EXERCISE MATERIALS
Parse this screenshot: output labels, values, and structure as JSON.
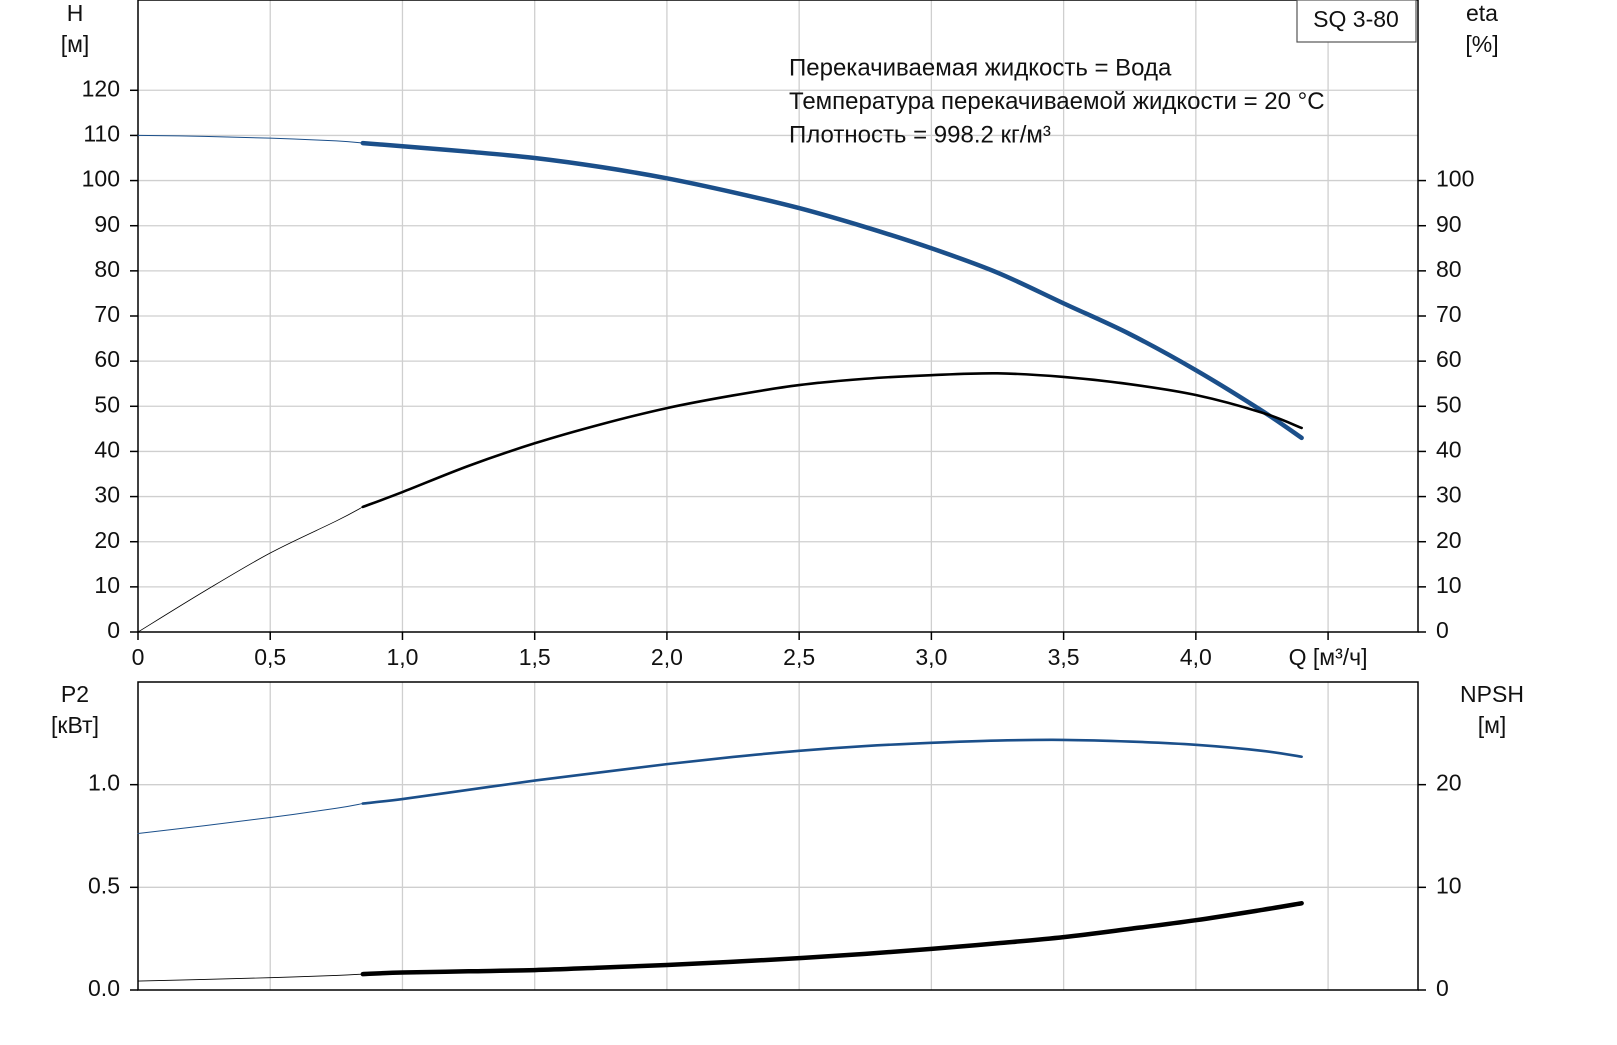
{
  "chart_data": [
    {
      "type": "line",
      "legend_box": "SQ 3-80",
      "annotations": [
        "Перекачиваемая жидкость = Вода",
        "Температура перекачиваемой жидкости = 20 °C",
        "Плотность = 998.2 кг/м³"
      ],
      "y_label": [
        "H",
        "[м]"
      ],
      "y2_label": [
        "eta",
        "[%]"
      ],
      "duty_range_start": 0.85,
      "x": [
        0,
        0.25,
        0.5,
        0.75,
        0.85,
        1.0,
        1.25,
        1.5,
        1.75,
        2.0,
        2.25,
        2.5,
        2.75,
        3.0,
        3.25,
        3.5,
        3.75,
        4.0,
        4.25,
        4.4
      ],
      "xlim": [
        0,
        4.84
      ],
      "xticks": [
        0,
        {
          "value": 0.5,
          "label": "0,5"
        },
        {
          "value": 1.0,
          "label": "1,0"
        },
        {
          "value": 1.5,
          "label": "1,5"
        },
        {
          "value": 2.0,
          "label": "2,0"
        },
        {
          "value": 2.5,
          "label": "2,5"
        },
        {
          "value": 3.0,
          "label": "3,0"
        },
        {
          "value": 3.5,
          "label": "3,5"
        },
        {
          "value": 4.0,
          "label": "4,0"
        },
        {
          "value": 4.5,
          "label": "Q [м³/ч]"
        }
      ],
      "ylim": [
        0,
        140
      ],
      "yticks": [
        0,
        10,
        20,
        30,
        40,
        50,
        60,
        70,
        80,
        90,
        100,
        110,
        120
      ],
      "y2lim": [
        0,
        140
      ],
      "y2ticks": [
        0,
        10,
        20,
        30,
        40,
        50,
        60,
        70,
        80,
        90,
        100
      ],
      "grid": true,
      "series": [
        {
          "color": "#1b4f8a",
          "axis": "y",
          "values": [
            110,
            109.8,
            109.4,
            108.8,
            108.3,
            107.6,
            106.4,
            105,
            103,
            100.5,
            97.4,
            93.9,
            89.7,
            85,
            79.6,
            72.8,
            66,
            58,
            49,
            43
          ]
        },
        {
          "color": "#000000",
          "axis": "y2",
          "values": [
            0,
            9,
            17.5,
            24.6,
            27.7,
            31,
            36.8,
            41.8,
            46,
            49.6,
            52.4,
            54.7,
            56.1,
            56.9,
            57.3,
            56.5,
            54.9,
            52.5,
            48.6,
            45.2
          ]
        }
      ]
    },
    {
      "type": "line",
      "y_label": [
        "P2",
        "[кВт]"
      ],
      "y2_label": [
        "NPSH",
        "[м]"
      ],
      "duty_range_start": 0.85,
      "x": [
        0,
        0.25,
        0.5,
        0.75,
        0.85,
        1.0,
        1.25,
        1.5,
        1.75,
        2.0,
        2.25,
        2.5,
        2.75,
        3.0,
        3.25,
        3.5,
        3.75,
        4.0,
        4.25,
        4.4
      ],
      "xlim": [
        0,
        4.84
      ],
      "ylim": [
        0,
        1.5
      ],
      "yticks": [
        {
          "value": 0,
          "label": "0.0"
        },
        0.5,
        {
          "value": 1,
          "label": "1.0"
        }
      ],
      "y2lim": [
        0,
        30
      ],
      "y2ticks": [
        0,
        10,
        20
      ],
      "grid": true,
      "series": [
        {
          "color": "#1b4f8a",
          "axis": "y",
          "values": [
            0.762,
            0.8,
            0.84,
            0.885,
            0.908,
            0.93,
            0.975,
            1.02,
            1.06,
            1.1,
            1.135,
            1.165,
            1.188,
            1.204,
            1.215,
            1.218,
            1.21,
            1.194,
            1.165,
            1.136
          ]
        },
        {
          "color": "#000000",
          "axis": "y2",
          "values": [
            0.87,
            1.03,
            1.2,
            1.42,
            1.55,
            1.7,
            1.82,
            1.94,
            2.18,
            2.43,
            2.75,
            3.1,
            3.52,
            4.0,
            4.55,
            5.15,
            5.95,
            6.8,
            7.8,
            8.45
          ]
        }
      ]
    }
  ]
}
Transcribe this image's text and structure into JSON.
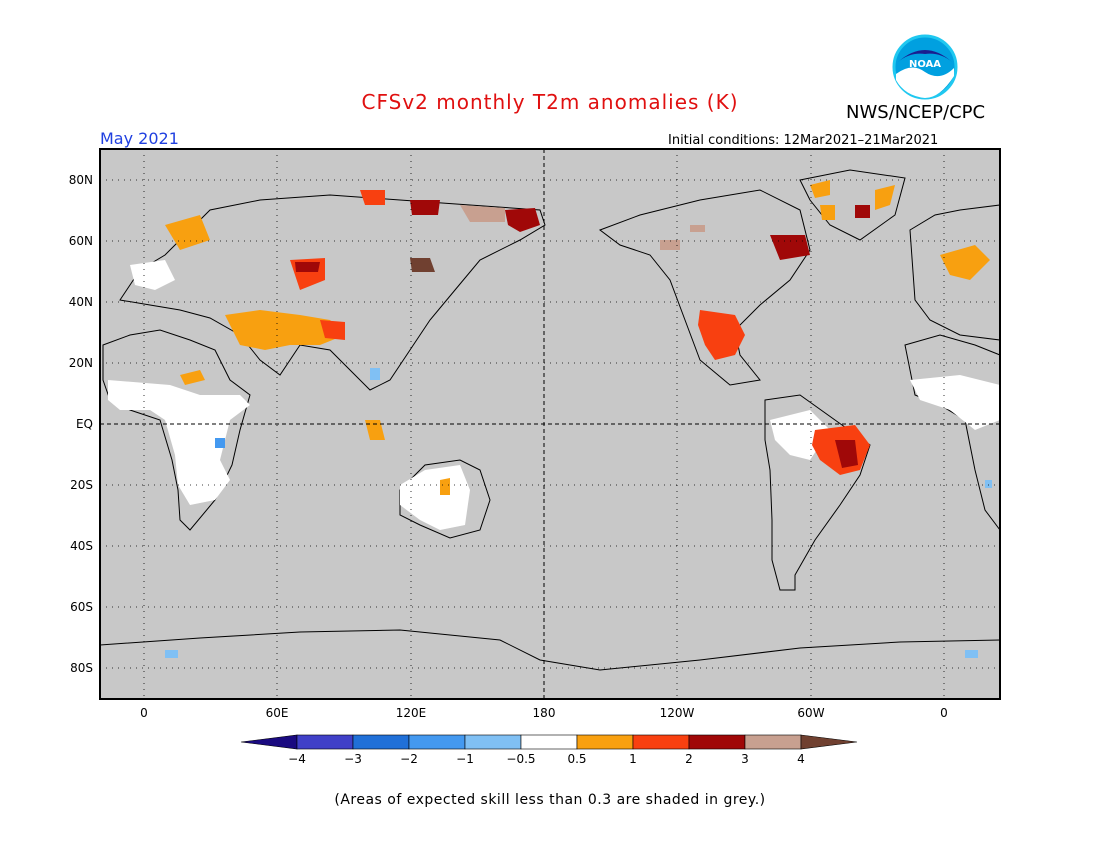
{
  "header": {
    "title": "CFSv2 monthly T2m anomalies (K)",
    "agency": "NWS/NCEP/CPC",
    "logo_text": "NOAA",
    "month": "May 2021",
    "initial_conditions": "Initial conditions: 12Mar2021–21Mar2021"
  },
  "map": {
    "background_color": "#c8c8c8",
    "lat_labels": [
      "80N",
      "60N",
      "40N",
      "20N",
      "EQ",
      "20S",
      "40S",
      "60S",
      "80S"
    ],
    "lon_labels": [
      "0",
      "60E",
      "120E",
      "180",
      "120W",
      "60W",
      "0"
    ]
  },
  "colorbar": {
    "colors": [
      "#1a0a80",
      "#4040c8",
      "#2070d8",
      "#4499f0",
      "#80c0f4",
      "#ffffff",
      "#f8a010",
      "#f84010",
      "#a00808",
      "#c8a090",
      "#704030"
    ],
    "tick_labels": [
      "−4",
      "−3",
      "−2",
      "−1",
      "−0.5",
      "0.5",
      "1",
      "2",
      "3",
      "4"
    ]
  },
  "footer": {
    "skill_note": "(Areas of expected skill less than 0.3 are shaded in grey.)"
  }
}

TASK TO CARRY OUT
Give back every line exactly as it stands, pictures excluded.

EXPECTED ANSWER
Parse this screenshot: output labels, values, and structure as JSON.
{
  "chart_data": [
    {
      "type": "line",
      "legend_box": "SQ 3-80",
      "annotations": [
        "Перекачиваемая жидкость = Вода",
        "Температура перекачиваемой жидкости = 20 °C",
        "Плотность = 998.2 кг/м³"
      ],
      "y_label": [
        "H",
        "[м]"
      ],
      "y2_label": [
        "eta",
        "[%]"
      ],
      "duty_range_start": 0.85,
      "x": [
        0,
        0.25,
        0.5,
        0.75,
        0.85,
        1.0,
        1.25,
        1.5,
        1.75,
        2.0,
        2.25,
        2.5,
        2.75,
        3.0,
        3.25,
        3.5,
        3.75,
        4.0,
        4.25,
        4.4
      ],
      "xlim": [
        0,
        4.84
      ],
      "xticks": [
        0,
        {
          "value": 0.5,
          "label": "0,5"
        },
        {
          "value": 1.0,
          "label": "1,0"
        },
        {
          "value": 1.5,
          "label": "1,5"
        },
        {
          "value": 2.0,
          "label": "2,0"
        },
        {
          "value": 2.5,
          "label": "2,5"
        },
        {
          "value": 3.0,
          "label": "3,0"
        },
        {
          "value": 3.5,
          "label": "3,5"
        },
        {
          "value": 4.0,
          "label": "4,0"
        },
        {
          "value": 4.5,
          "label": "Q [м³/ч]"
        }
      ],
      "ylim": [
        0,
        140
      ],
      "yticks": [
        0,
        10,
        20,
        30,
        40,
        50,
        60,
        70,
        80,
        90,
        100,
        110,
        120
      ],
      "y2lim": [
        0,
        140
      ],
      "y2ticks": [
        0,
        10,
        20,
        30,
        40,
        50,
        60,
        70,
        80,
        90,
        100
      ],
      "grid": true,
      "series": [
        {
          "color": "#1b4f8a",
          "axis": "y",
          "values": [
            110,
            109.8,
            109.4,
            108.8,
            108.3,
            107.6,
            106.4,
            105,
            103,
            100.5,
            97.4,
            93.9,
            89.7,
            85,
            79.6,
            72.8,
            66,
            58,
            49,
            43
          ]
        },
        {
          "color": "#000000",
          "axis": "y2",
          "values": [
            0,
            9,
            17.5,
            24.6,
            27.7,
            31,
            36.8,
            41.8,
            46,
            49.6,
            52.4,
            54.7,
            56.1,
            56.9,
            57.3,
            56.5,
            54.9,
            52.5,
            48.6,
            45.2
          ]
        }
      ]
    },
    {
      "type": "line",
      "y_label": [
        "P2",
        "[кВт]"
      ],
      "y2_label": [
        "NPSH",
        "[м]"
      ],
      "duty_range_start": 0.85,
      "x": [
        0,
        0.25,
        0.5,
        0.75,
        0.85,
        1.0,
        1.25,
        1.5,
        1.75,
        2.0,
        2.25,
        2.5,
        2.75,
        3.0,
        3.25,
        3.5,
        3.75,
        4.0,
        4.25,
        4.4
      ],
      "xlim": [
        0,
        4.84
      ],
      "ylim": [
        0,
        1.5
      ],
      "yticks": [
        {
          "value": 0,
          "label": "0.0"
        },
        0.5,
        {
          "value": 1,
          "label": "1.0"
        }
      ],
      "y2lim": [
        0,
        30
      ],
      "y2ticks": [
        0,
        10,
        20
      ],
      "grid": true,
      "series": [
        {
          "color": "#1b4f8a",
          "axis": "y",
          "values": [
            0.762,
            0.8,
            0.84,
            0.885,
            0.908,
            0.93,
            0.975,
            1.02,
            1.06,
            1.1,
            1.135,
            1.165,
            1.188,
            1.204,
            1.215,
            1.218,
            1.21,
            1.194,
            1.165,
            1.136
          ]
        },
        {
          "color": "#000000",
          "axis": "y2",
          "values": [
            0.87,
            1.03,
            1.2,
            1.42,
            1.55,
            1.7,
            1.82,
            1.94,
            2.18,
            2.43,
            2.75,
            3.1,
            3.52,
            4.0,
            4.55,
            5.15,
            5.95,
            6.8,
            7.8,
            8.45
          ]
        }
      ]
    }
  ]
}
Transcribe this image's text and structure into JSON.
{
  "header": {
    "title": "CFSv2 monthly T2m anomalies (K)",
    "agency": "NWS/NCEP/CPC",
    "logo_text": "NOAA",
    "month": "May 2021",
    "initial_conditions": "Initial conditions: 12Mar2021–21Mar2021"
  },
  "map": {
    "background_color": "#c8c8c8",
    "lat_labels": [
      "80N",
      "60N",
      "40N",
      "20N",
      "EQ",
      "20S",
      "40S",
      "60S",
      "80S"
    ],
    "lon_labels": [
      "0",
      "60E",
      "120E",
      "180",
      "120W",
      "60W",
      "0"
    ]
  },
  "colorbar": {
    "colors": [
      "#1a0a80",
      "#4040c8",
      "#2070d8",
      "#4499f0",
      "#80c0f4",
      "#ffffff",
      "#f8a010",
      "#f84010",
      "#a00808",
      "#c8a090",
      "#704030"
    ],
    "tick_labels": [
      "−4",
      "−3",
      "−2",
      "−1",
      "−0.5",
      "0.5",
      "1",
      "2",
      "3",
      "4"
    ]
  },
  "footer": {
    "skill_note": "(Areas of expected skill less than 0.3 are shaded in grey.)"
  }
}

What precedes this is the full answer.